- _DIRECTIVE_
Can you retype every record below exactly as written?

- _TASK INPUTS_
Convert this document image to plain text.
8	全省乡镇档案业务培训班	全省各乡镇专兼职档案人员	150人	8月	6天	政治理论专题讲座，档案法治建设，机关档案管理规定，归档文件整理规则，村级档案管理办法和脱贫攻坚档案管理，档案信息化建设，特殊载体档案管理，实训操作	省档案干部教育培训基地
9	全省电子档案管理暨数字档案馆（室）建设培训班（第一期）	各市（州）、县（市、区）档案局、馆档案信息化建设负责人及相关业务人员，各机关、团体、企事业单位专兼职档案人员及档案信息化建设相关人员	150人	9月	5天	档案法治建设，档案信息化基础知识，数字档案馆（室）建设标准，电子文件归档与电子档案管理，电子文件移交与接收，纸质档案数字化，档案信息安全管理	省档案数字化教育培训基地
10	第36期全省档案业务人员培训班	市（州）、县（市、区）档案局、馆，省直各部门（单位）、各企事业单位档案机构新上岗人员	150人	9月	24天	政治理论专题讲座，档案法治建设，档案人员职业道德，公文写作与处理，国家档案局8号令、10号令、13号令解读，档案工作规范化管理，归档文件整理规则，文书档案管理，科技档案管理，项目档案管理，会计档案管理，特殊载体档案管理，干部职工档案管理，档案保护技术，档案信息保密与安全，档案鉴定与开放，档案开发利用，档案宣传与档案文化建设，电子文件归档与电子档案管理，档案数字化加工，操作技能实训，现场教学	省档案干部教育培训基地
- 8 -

- _RESPONSE BELOW_
Convert this document image to plain text.
8	全省乡镇档案业务培训班	全省各乡镇专兼职档案人员	150人	8月	6天	政治理论专题讲座，档案法治建设，机关档案管理规定，归档文件整理规则，村级档案管理办法和脱贫攻坚档案管理，档案信息化建设，特殊载体档案管理，实训操作	省档案干部教育培训基地
9	全省电子档案管理暨数字档案馆（室）建设培训班（第一期）	各市（州）、县（市、区）档案局、馆档案信息化建设负责人及相关业务人员，各机关、团体、企事业单位专兼职档案人员及档案信息化建设相关人员	150人	9月	5天	档案法治建设，档案信息化基础知识，数字档案馆（室）建设标准，电子文件归档与电子档案管理，电子文件移交与接收，纸质档案数字化，档案信息安全管理	省档案数字化教育培训基地
10	第36期全省档案业务人员培训班	市（州）、县（市、区）档案局、馆，省直各部门（单位）、各企事业单位档案机构新上岗人员	150人	9月	24天	政治理论专题讲座，档案法治建设，档案人员职业道德，公文写作与处理，国家档案局8号令、10号令、13号令解读，档案工作规范化管理，归档文件整理规则，文书档案管理，科技档案管理，项目档案管理，会计档案管理，特殊载体档案管理，干部职工档案管理，档案保护技术，档案信息保密与安全，档案鉴定与开放，档案开发利用，档案宣传与档案文化建设，电子文件归档与电子档案管理，档案数字化加工，操作技能实训，现场教学	省档案干部教育培训基地
- 8 -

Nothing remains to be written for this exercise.